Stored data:
----------
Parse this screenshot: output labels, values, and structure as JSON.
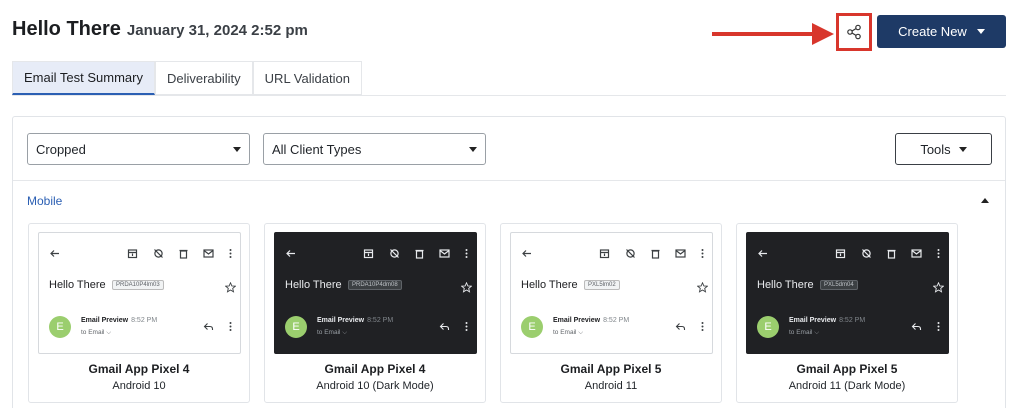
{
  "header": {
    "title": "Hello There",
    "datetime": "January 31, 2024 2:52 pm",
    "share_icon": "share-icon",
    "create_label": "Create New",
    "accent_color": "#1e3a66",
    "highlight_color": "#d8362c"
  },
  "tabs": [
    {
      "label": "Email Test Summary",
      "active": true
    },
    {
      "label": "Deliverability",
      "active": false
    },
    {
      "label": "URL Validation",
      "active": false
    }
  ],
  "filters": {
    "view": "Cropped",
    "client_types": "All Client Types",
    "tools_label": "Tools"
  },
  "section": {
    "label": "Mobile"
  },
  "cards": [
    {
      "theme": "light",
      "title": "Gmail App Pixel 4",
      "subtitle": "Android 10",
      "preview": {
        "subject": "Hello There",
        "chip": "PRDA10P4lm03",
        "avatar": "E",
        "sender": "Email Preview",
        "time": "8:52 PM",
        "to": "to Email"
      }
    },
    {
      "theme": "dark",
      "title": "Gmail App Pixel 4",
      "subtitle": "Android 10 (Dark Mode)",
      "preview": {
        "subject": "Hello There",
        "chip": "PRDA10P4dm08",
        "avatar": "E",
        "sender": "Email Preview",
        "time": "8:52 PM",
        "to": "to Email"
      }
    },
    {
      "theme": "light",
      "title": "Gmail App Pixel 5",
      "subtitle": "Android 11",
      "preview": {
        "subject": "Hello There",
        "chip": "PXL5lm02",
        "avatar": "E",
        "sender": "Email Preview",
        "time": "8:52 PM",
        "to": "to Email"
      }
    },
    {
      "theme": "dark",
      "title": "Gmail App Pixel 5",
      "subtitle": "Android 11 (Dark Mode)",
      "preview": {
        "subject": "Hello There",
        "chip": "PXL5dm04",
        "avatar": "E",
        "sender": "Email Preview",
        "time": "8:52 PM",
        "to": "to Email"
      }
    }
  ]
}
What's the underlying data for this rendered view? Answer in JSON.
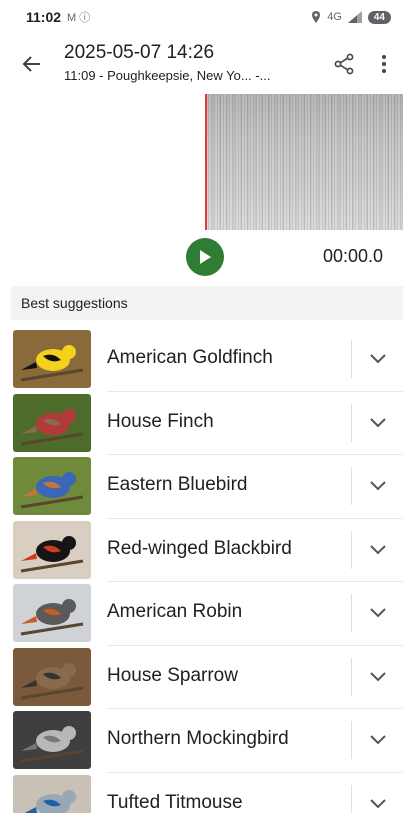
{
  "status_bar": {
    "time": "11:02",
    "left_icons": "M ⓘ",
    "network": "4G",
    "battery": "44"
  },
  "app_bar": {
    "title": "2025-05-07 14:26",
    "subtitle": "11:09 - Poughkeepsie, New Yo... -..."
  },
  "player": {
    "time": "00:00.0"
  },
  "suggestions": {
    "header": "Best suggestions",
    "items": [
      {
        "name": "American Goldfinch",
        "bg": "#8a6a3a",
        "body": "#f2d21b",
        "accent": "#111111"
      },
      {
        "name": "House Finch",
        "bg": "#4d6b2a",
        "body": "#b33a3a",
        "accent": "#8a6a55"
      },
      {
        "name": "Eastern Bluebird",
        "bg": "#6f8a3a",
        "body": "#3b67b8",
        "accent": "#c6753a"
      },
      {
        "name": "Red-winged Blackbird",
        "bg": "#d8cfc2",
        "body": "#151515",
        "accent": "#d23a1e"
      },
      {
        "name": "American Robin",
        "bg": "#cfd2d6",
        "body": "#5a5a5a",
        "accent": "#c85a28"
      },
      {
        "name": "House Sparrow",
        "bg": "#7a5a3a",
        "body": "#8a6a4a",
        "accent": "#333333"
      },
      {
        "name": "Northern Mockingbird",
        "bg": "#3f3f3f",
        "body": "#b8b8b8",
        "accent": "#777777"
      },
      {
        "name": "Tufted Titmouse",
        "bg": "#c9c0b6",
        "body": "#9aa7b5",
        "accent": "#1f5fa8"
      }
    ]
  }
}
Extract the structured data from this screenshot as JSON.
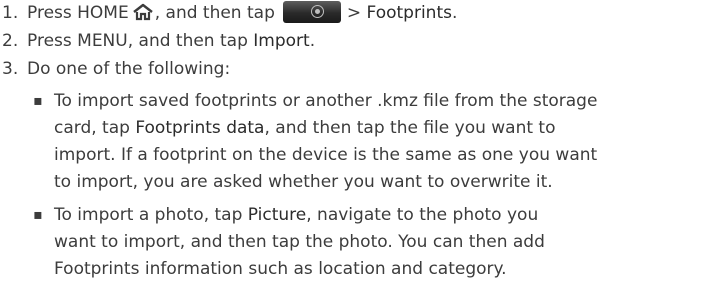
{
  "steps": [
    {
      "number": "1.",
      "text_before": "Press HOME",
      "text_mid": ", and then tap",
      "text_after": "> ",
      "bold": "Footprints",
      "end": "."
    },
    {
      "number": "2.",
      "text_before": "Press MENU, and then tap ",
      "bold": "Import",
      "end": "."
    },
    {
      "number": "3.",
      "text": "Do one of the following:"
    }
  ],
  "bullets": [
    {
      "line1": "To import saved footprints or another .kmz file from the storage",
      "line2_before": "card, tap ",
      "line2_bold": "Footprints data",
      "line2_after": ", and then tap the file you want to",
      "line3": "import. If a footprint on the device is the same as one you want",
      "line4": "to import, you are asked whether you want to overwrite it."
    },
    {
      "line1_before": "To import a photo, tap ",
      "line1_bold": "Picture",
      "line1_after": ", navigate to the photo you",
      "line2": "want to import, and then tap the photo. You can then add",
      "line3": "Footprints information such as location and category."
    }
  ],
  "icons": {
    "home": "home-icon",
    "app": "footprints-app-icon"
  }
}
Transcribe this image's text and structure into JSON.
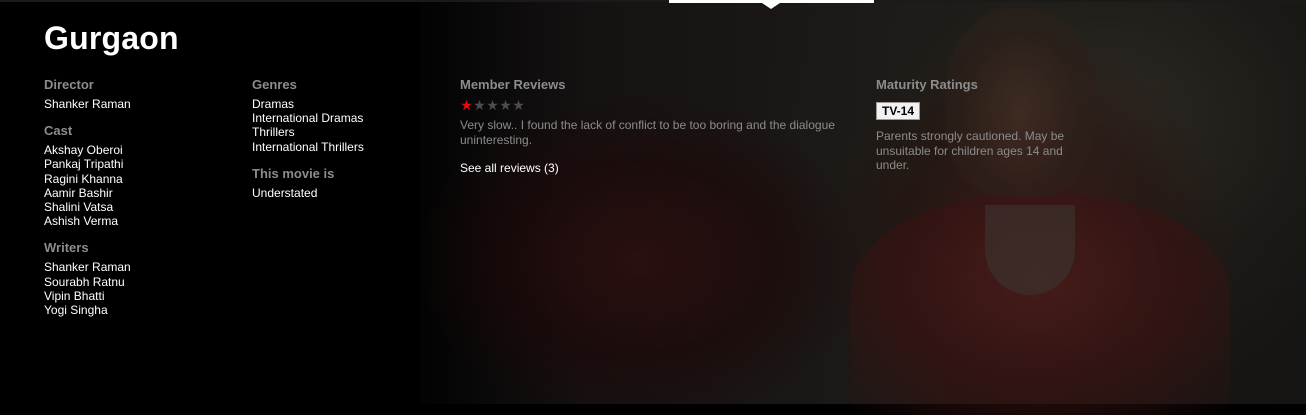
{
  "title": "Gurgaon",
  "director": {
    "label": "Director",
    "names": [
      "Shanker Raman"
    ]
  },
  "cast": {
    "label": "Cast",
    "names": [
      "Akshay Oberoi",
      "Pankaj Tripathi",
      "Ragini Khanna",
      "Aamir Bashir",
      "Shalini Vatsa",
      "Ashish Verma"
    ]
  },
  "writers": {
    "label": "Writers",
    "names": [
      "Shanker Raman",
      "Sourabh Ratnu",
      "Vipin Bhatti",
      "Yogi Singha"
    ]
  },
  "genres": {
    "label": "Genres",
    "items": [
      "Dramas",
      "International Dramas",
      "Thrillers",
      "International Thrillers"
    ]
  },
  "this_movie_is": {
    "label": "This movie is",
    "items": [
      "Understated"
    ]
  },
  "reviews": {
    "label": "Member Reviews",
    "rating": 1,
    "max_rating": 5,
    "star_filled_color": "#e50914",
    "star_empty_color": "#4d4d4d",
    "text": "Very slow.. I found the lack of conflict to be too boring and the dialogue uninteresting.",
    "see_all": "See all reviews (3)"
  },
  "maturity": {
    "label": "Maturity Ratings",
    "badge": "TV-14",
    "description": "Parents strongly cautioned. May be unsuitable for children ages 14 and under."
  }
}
----------
### Problem statement
Find the lines above that include the string "then" and copy them.

### Solution to this problem
      "text_mid": ", and then tap",
      "text_before": "Press MENU, and then tap ",
      "line2_after": ", and then tap the file you want to",
      "line2": "want to import, and then tap the photo. You can then add",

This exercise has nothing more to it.